Your goal: Strip the pictures and reproduce the rest of the listing exactly.

(Records excerpted from a collection)
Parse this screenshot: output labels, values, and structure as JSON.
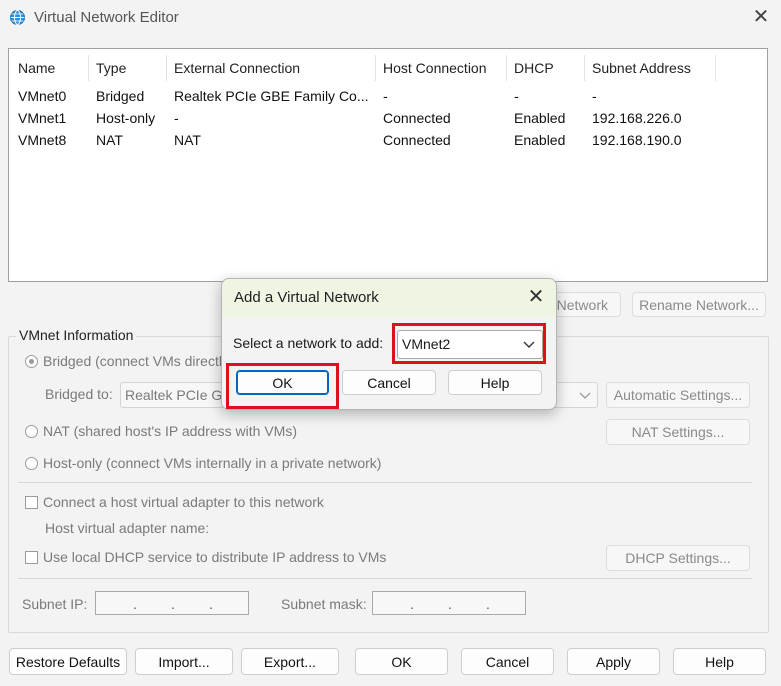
{
  "window": {
    "title": "Virtual Network Editor"
  },
  "table": {
    "columns": [
      "Name",
      "Type",
      "External Connection",
      "Host Connection",
      "DHCP",
      "Subnet Address"
    ],
    "rows": [
      [
        "VMnet0",
        "Bridged",
        "Realtek PCIe GBE Family Co...",
        "-",
        "-",
        "-"
      ],
      [
        "VMnet1",
        "Host-only",
        "-",
        "Connected",
        "Enabled",
        "192.168.226.0"
      ],
      [
        "VMnet8",
        "NAT",
        "NAT",
        "Connected",
        "Enabled",
        "192.168.190.0"
      ]
    ]
  },
  "list_buttons": {
    "remove_network": "Network",
    "rename_network": "Rename Network..."
  },
  "vmnet_info": {
    "group_label": "VMnet Information",
    "bridged_label": "Bridged (connect VMs directl",
    "bridged_to_label": "Bridged to:",
    "bridged_to_value": "Realtek PCIe G",
    "automatic_settings": "Automatic Settings...",
    "nat_label": "NAT (shared host's IP address with VMs)",
    "nat_settings": "NAT Settings...",
    "hostonly_label": "Host-only (connect VMs internally in a private network)",
    "connect_adapter_label": "Connect a host virtual adapter to this network",
    "adapter_name_label": "Host virtual adapter name:",
    "dhcp_label": "Use local DHCP service to distribute IP address to VMs",
    "dhcp_settings": "DHCP Settings...",
    "subnet_ip_label": "Subnet IP:",
    "subnet_mask_label": "Subnet mask:",
    "ip_dot": "."
  },
  "bottom_buttons": {
    "restore_defaults": "Restore Defaults",
    "import": "Import...",
    "export": "Export...",
    "ok": "OK",
    "cancel": "Cancel",
    "apply": "Apply",
    "help": "Help"
  },
  "dialog": {
    "title": "Add a Virtual Network",
    "select_label": "Select a network to add:",
    "selected_network": "VMnet2",
    "ok": "OK",
    "cancel": "Cancel",
    "help": "Help"
  },
  "colors": {
    "highlight": "#e0101b",
    "dialog_title_bg": "#eef5e3",
    "window_bg": "#f3f3f3"
  },
  "icons": {
    "app": "globe-network-icon",
    "close": "close-icon",
    "dropdown": "chevron-down-icon"
  }
}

Solution for this exercise:
Parse this screenshot: output labels, values, and structure as JSON.
{
  "window": {
    "title": "Virtual Network Editor"
  },
  "table": {
    "columns": [
      "Name",
      "Type",
      "External Connection",
      "Host Connection",
      "DHCP",
      "Subnet Address"
    ],
    "rows": [
      [
        "VMnet0",
        "Bridged",
        "Realtek PCIe GBE Family Co...",
        "-",
        "-",
        "-"
      ],
      [
        "VMnet1",
        "Host-only",
        "-",
        "Connected",
        "Enabled",
        "192.168.226.0"
      ],
      [
        "VMnet8",
        "NAT",
        "NAT",
        "Connected",
        "Enabled",
        "192.168.190.0"
      ]
    ]
  },
  "list_buttons": {
    "remove_network": "Network",
    "rename_network": "Rename Network..."
  },
  "vmnet_info": {
    "group_label": "VMnet Information",
    "bridged_label": "Bridged (connect VMs directl",
    "bridged_to_label": "Bridged to:",
    "bridged_to_value": "Realtek PCIe G",
    "automatic_settings": "Automatic Settings...",
    "nat_label": "NAT (shared host's IP address with VMs)",
    "nat_settings": "NAT Settings...",
    "hostonly_label": "Host-only (connect VMs internally in a private network)",
    "connect_adapter_label": "Connect a host virtual adapter to this network",
    "adapter_name_label": "Host virtual adapter name:",
    "dhcp_label": "Use local DHCP service to distribute IP address to VMs",
    "dhcp_settings": "DHCP Settings...",
    "subnet_ip_label": "Subnet IP:",
    "subnet_mask_label": "Subnet mask:",
    "ip_dot": "."
  },
  "bottom_buttons": {
    "restore_defaults": "Restore Defaults",
    "import": "Import...",
    "export": "Export...",
    "ok": "OK",
    "cancel": "Cancel",
    "apply": "Apply",
    "help": "Help"
  },
  "dialog": {
    "title": "Add a Virtual Network",
    "select_label": "Select a network to add:",
    "selected_network": "VMnet2",
    "ok": "OK",
    "cancel": "Cancel",
    "help": "Help"
  },
  "colors": {
    "highlight": "#e0101b",
    "dialog_title_bg": "#eef5e3",
    "window_bg": "#f3f3f3"
  },
  "icons": {
    "app": "globe-network-icon",
    "close": "close-icon",
    "dropdown": "chevron-down-icon"
  }
}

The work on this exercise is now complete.